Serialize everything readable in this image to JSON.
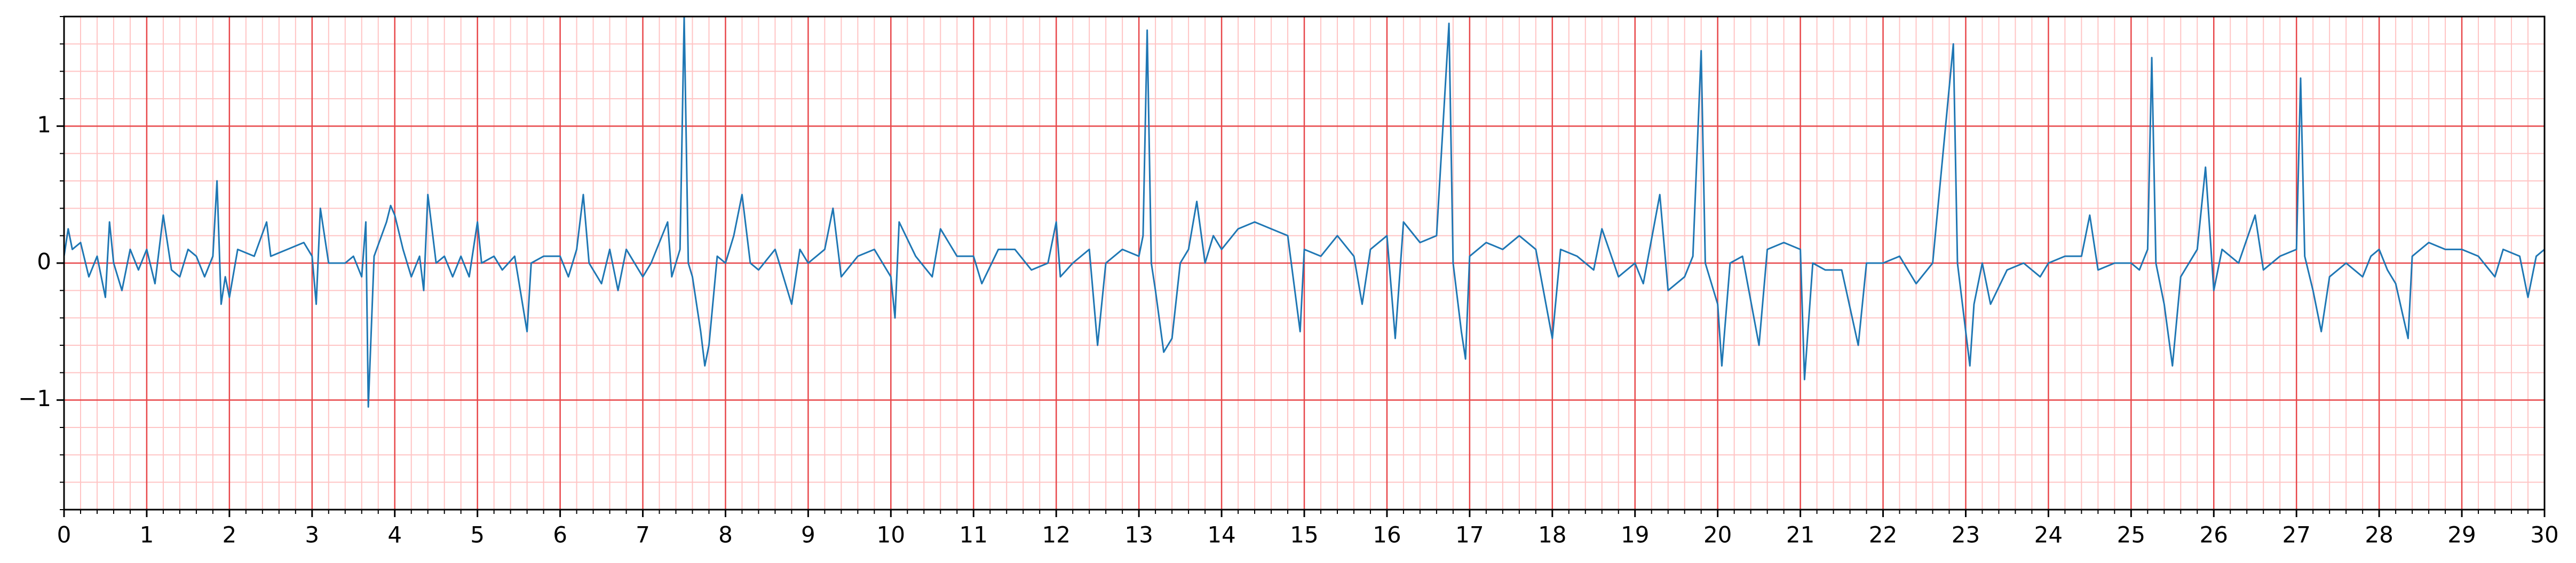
{
  "chart_data": {
    "type": "line",
    "color": "#1f77b4",
    "grid": true,
    "major_grid_color": "#e8474a",
    "minor_grid_color": "#ffc4c4",
    "xlim": [
      0,
      30
    ],
    "ylim": [
      -1.8,
      1.8
    ],
    "xticks": [
      0,
      1,
      2,
      3,
      4,
      5,
      6,
      7,
      8,
      9,
      10,
      11,
      12,
      13,
      14,
      15,
      16,
      17,
      18,
      19,
      20,
      21,
      22,
      23,
      24,
      25,
      26,
      27,
      28,
      29,
      30
    ],
    "yticks": [
      {
        "value": -1,
        "label": "−1"
      },
      0,
      1
    ],
    "x": [
      0,
      0.05,
      0.1,
      0.2,
      0.3,
      0.4,
      0.5,
      0.55,
      0.6,
      0.7,
      0.8,
      0.9,
      1.0,
      1.1,
      1.2,
      1.3,
      1.4,
      1.5,
      1.6,
      1.7,
      1.8,
      1.85,
      1.9,
      1.95,
      2.0,
      2.1,
      2.3,
      2.45,
      2.5,
      2.7,
      2.9,
      3.0,
      3.05,
      3.1,
      3.2,
      3.4,
      3.5,
      3.6,
      3.65,
      3.68,
      3.75,
      3.9,
      3.95,
      4.0,
      4.1,
      4.2,
      4.3,
      4.35,
      4.4,
      4.5,
      4.6,
      4.7,
      4.8,
      4.9,
      5.0,
      5.05,
      5.2,
      5.3,
      5.45,
      5.6,
      5.65,
      5.8,
      6.0,
      6.1,
      6.2,
      6.28,
      6.35,
      6.5,
      6.6,
      6.7,
      6.8,
      7.0,
      7.1,
      7.3,
      7.35,
      7.45,
      7.5,
      7.55,
      7.6,
      7.7,
      7.75,
      7.8,
      7.9,
      8.0,
      8.1,
      8.2,
      8.3,
      8.4,
      8.6,
      8.8,
      8.9,
      9.0,
      9.2,
      9.3,
      9.4,
      9.6,
      9.8,
      10.0,
      10.05,
      10.1,
      10.3,
      10.5,
      10.6,
      10.8,
      11.0,
      11.1,
      11.3,
      11.5,
      11.7,
      11.9,
      12.0,
      12.05,
      12.2,
      12.4,
      12.5,
      12.6,
      12.8,
      13.0,
      13.05,
      13.1,
      13.15,
      13.2,
      13.3,
      13.4,
      13.5,
      13.6,
      13.7,
      13.8,
      13.9,
      14.0,
      14.2,
      14.4,
      14.6,
      14.8,
      14.95,
      15.0,
      15.2,
      15.4,
      15.6,
      15.7,
      15.8,
      16.0,
      16.1,
      16.2,
      16.4,
      16.6,
      16.75,
      16.8,
      16.9,
      16.95,
      17.0,
      17.2,
      17.4,
      17.6,
      17.8,
      18.0,
      18.1,
      18.3,
      18.5,
      18.6,
      18.8,
      19.0,
      19.1,
      19.3,
      19.4,
      19.6,
      19.7,
      19.8,
      19.85,
      20.0,
      20.05,
      20.15,
      20.3,
      20.5,
      20.6,
      20.8,
      21.0,
      21.05,
      21.15,
      21.3,
      21.5,
      21.7,
      21.8,
      22.0,
      22.2,
      22.4,
      22.6,
      22.85,
      22.9,
      23.0,
      23.05,
      23.1,
      23.2,
      23.3,
      23.5,
      23.7,
      23.9,
      24.0,
      24.2,
      24.4,
      24.5,
      24.6,
      24.8,
      25.0,
      25.1,
      25.2,
      25.25,
      25.3,
      25.4,
      25.5,
      25.6,
      25.8,
      25.9,
      26.0,
      26.1,
      26.3,
      26.5,
      26.6,
      26.8,
      27.0,
      27.05,
      27.1,
      27.2,
      27.3,
      27.4,
      27.6,
      27.8,
      27.9,
      28.0,
      28.1,
      28.2,
      28.35,
      28.4,
      28.6,
      28.8,
      29.0,
      29.2,
      29.4,
      29.5,
      29.7,
      29.8,
      29.9,
      30.0
    ],
    "values": [
      0.05,
      0.25,
      0.1,
      0.15,
      -0.1,
      0.05,
      -0.25,
      0.3,
      0,
      -0.2,
      0.1,
      -0.05,
      0.1,
      -0.15,
      0.35,
      -0.05,
      -0.1,
      0.1,
      0.05,
      -0.1,
      0.05,
      0.6,
      -0.3,
      -0.1,
      -0.25,
      0.1,
      0.05,
      0.3,
      0.05,
      0.1,
      0.15,
      0.05,
      -0.3,
      0.4,
      0,
      0,
      0.05,
      -0.1,
      0.3,
      -1.05,
      0.05,
      0.3,
      0.42,
      0.35,
      0.1,
      -0.1,
      0.05,
      -0.2,
      0.5,
      0,
      0.05,
      -0.1,
      0.05,
      -0.1,
      0.3,
      0,
      0.05,
      -0.05,
      0.05,
      -0.5,
      0,
      0.05,
      0.05,
      -0.1,
      0.1,
      0.5,
      0,
      -0.15,
      0.1,
      -0.2,
      0.1,
      -0.1,
      0,
      0.3,
      -0.1,
      0.1,
      1.8,
      0,
      -0.1,
      -0.5,
      -0.75,
      -0.6,
      0.05,
      0,
      0.2,
      0.5,
      0,
      -0.05,
      0.1,
      -0.3,
      0.1,
      0,
      0.1,
      0.4,
      -0.1,
      0.05,
      0.1,
      -0.1,
      -0.4,
      0.3,
      0.05,
      -0.1,
      0.25,
      0.05,
      0.05,
      -0.15,
      0.1,
      0.1,
      -0.05,
      0,
      0.3,
      -0.1,
      0,
      0.1,
      -0.6,
      0,
      0.1,
      0.05,
      0.2,
      1.7,
      0,
      -0.2,
      -0.65,
      -0.55,
      0,
      0.1,
      0.45,
      0,
      0.2,
      0.1,
      0.25,
      0.3,
      0.25,
      0.2,
      -0.5,
      0.1,
      0.05,
      0.2,
      0.05,
      -0.3,
      0.1,
      0.2,
      -0.55,
      0.3,
      0.15,
      0.2,
      1.75,
      0,
      -0.5,
      -0.7,
      0.05,
      0.15,
      0.1,
      0.2,
      0.1,
      -0.55,
      0.1,
      0.05,
      -0.05,
      0.25,
      -0.1,
      0,
      -0.15,
      0.5,
      -0.2,
      -0.1,
      0.05,
      1.55,
      0,
      -0.3,
      -0.75,
      0,
      0.05,
      -0.6,
      0.1,
      0.15,
      0.1,
      -0.85,
      0,
      -0.05,
      -0.05,
      -0.6,
      0,
      0,
      0.05,
      -0.15,
      0,
      1.6,
      0,
      -0.5,
      -0.75,
      -0.3,
      0,
      -0.3,
      -0.05,
      0,
      -0.1,
      0,
      0.05,
      0.05,
      0.35,
      -0.05,
      0,
      0,
      -0.05,
      0.1,
      1.5,
      0,
      -0.3,
      -0.75,
      -0.1,
      0.1,
      0.7,
      -0.2,
      0.1,
      0,
      0.35,
      -0.05,
      0.05,
      0.1,
      1.35,
      0.05,
      -0.2,
      -0.5,
      -0.1,
      0,
      -0.1,
      0.05,
      0.1,
      -0.05,
      -0.15,
      -0.55,
      0.05,
      0.15,
      0.1,
      0.1,
      0.05,
      -0.1,
      0.1,
      0.05,
      -0.25,
      0.05,
      0.1
    ]
  }
}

(PROBLEM TO WORK ON):
Quote every line of the records above exactly; no picture is to be copied.

(THE OUTPUT):
Serialize everything readable in this image to JSON.
{
  "chart_data": {
    "type": "line",
    "color": "#1f77b4",
    "grid": true,
    "major_grid_color": "#e8474a",
    "minor_grid_color": "#ffc4c4",
    "xlim": [
      0,
      30
    ],
    "ylim": [
      -1.8,
      1.8
    ],
    "xticks": [
      0,
      1,
      2,
      3,
      4,
      5,
      6,
      7,
      8,
      9,
      10,
      11,
      12,
      13,
      14,
      15,
      16,
      17,
      18,
      19,
      20,
      21,
      22,
      23,
      24,
      25,
      26,
      27,
      28,
      29,
      30
    ],
    "yticks": [
      {
        "value": -1,
        "label": "−1"
      },
      0,
      1
    ],
    "x": [
      0,
      0.05,
      0.1,
      0.2,
      0.3,
      0.4,
      0.5,
      0.55,
      0.6,
      0.7,
      0.8,
      0.9,
      1.0,
      1.1,
      1.2,
      1.3,
      1.4,
      1.5,
      1.6,
      1.7,
      1.8,
      1.85,
      1.9,
      1.95,
      2.0,
      2.1,
      2.3,
      2.45,
      2.5,
      2.7,
      2.9,
      3.0,
      3.05,
      3.1,
      3.2,
      3.4,
      3.5,
      3.6,
      3.65,
      3.68,
      3.75,
      3.9,
      3.95,
      4.0,
      4.1,
      4.2,
      4.3,
      4.35,
      4.4,
      4.5,
      4.6,
      4.7,
      4.8,
      4.9,
      5.0,
      5.05,
      5.2,
      5.3,
      5.45,
      5.6,
      5.65,
      5.8,
      6.0,
      6.1,
      6.2,
      6.28,
      6.35,
      6.5,
      6.6,
      6.7,
      6.8,
      7.0,
      7.1,
      7.3,
      7.35,
      7.45,
      7.5,
      7.55,
      7.6,
      7.7,
      7.75,
      7.8,
      7.9,
      8.0,
      8.1,
      8.2,
      8.3,
      8.4,
      8.6,
      8.8,
      8.9,
      9.0,
      9.2,
      9.3,
      9.4,
      9.6,
      9.8,
      10.0,
      10.05,
      10.1,
      10.3,
      10.5,
      10.6,
      10.8,
      11.0,
      11.1,
      11.3,
      11.5,
      11.7,
      11.9,
      12.0,
      12.05,
      12.2,
      12.4,
      12.5,
      12.6,
      12.8,
      13.0,
      13.05,
      13.1,
      13.15,
      13.2,
      13.3,
      13.4,
      13.5,
      13.6,
      13.7,
      13.8,
      13.9,
      14.0,
      14.2,
      14.4,
      14.6,
      14.8,
      14.95,
      15.0,
      15.2,
      15.4,
      15.6,
      15.7,
      15.8,
      16.0,
      16.1,
      16.2,
      16.4,
      16.6,
      16.75,
      16.8,
      16.9,
      16.95,
      17.0,
      17.2,
      17.4,
      17.6,
      17.8,
      18.0,
      18.1,
      18.3,
      18.5,
      18.6,
      18.8,
      19.0,
      19.1,
      19.3,
      19.4,
      19.6,
      19.7,
      19.8,
      19.85,
      20.0,
      20.05,
      20.15,
      20.3,
      20.5,
      20.6,
      20.8,
      21.0,
      21.05,
      21.15,
      21.3,
      21.5,
      21.7,
      21.8,
      22.0,
      22.2,
      22.4,
      22.6,
      22.85,
      22.9,
      23.0,
      23.05,
      23.1,
      23.2,
      23.3,
      23.5,
      23.7,
      23.9,
      24.0,
      24.2,
      24.4,
      24.5,
      24.6,
      24.8,
      25.0,
      25.1,
      25.2,
      25.25,
      25.3,
      25.4,
      25.5,
      25.6,
      25.8,
      25.9,
      26.0,
      26.1,
      26.3,
      26.5,
      26.6,
      26.8,
      27.0,
      27.05,
      27.1,
      27.2,
      27.3,
      27.4,
      27.6,
      27.8,
      27.9,
      28.0,
      28.1,
      28.2,
      28.35,
      28.4,
      28.6,
      28.8,
      29.0,
      29.2,
      29.4,
      29.5,
      29.7,
      29.8,
      29.9,
      30.0
    ],
    "values": [
      0.05,
      0.25,
      0.1,
      0.15,
      -0.1,
      0.05,
      -0.25,
      0.3,
      0,
      -0.2,
      0.1,
      -0.05,
      0.1,
      -0.15,
      0.35,
      -0.05,
      -0.1,
      0.1,
      0.05,
      -0.1,
      0.05,
      0.6,
      -0.3,
      -0.1,
      -0.25,
      0.1,
      0.05,
      0.3,
      0.05,
      0.1,
      0.15,
      0.05,
      -0.3,
      0.4,
      0,
      0,
      0.05,
      -0.1,
      0.3,
      -1.05,
      0.05,
      0.3,
      0.42,
      0.35,
      0.1,
      -0.1,
      0.05,
      -0.2,
      0.5,
      0,
      0.05,
      -0.1,
      0.05,
      -0.1,
      0.3,
      0,
      0.05,
      -0.05,
      0.05,
      -0.5,
      0,
      0.05,
      0.05,
      -0.1,
      0.1,
      0.5,
      0,
      -0.15,
      0.1,
      -0.2,
      0.1,
      -0.1,
      0,
      0.3,
      -0.1,
      0.1,
      1.8,
      0,
      -0.1,
      -0.5,
      -0.75,
      -0.6,
      0.05,
      0,
      0.2,
      0.5,
      0,
      -0.05,
      0.1,
      -0.3,
      0.1,
      0,
      0.1,
      0.4,
      -0.1,
      0.05,
      0.1,
      -0.1,
      -0.4,
      0.3,
      0.05,
      -0.1,
      0.25,
      0.05,
      0.05,
      -0.15,
      0.1,
      0.1,
      -0.05,
      0,
      0.3,
      -0.1,
      0,
      0.1,
      -0.6,
      0,
      0.1,
      0.05,
      0.2,
      1.7,
      0,
      -0.2,
      -0.65,
      -0.55,
      0,
      0.1,
      0.45,
      0,
      0.2,
      0.1,
      0.25,
      0.3,
      0.25,
      0.2,
      -0.5,
      0.1,
      0.05,
      0.2,
      0.05,
      -0.3,
      0.1,
      0.2,
      -0.55,
      0.3,
      0.15,
      0.2,
      1.75,
      0,
      -0.5,
      -0.7,
      0.05,
      0.15,
      0.1,
      0.2,
      0.1,
      -0.55,
      0.1,
      0.05,
      -0.05,
      0.25,
      -0.1,
      0,
      -0.15,
      0.5,
      -0.2,
      -0.1,
      0.05,
      1.55,
      0,
      -0.3,
      -0.75,
      0,
      0.05,
      -0.6,
      0.1,
      0.15,
      0.1,
      -0.85,
      0,
      -0.05,
      -0.05,
      -0.6,
      0,
      0,
      0.05,
      -0.15,
      0,
      1.6,
      0,
      -0.5,
      -0.75,
      -0.3,
      0,
      -0.3,
      -0.05,
      0,
      -0.1,
      0,
      0.05,
      0.05,
      0.35,
      -0.05,
      0,
      0,
      -0.05,
      0.1,
      1.5,
      0,
      -0.3,
      -0.75,
      -0.1,
      0.1,
      0.7,
      -0.2,
      0.1,
      0,
      0.35,
      -0.05,
      0.05,
      0.1,
      1.35,
      0.05,
      -0.2,
      -0.5,
      -0.1,
      0,
      -0.1,
      0.05,
      0.1,
      -0.05,
      -0.15,
      -0.55,
      0.05,
      0.15,
      0.1,
      0.1,
      0.05,
      -0.1,
      0.1,
      0.05,
      -0.25,
      0.05,
      0.1
    ]
  }
}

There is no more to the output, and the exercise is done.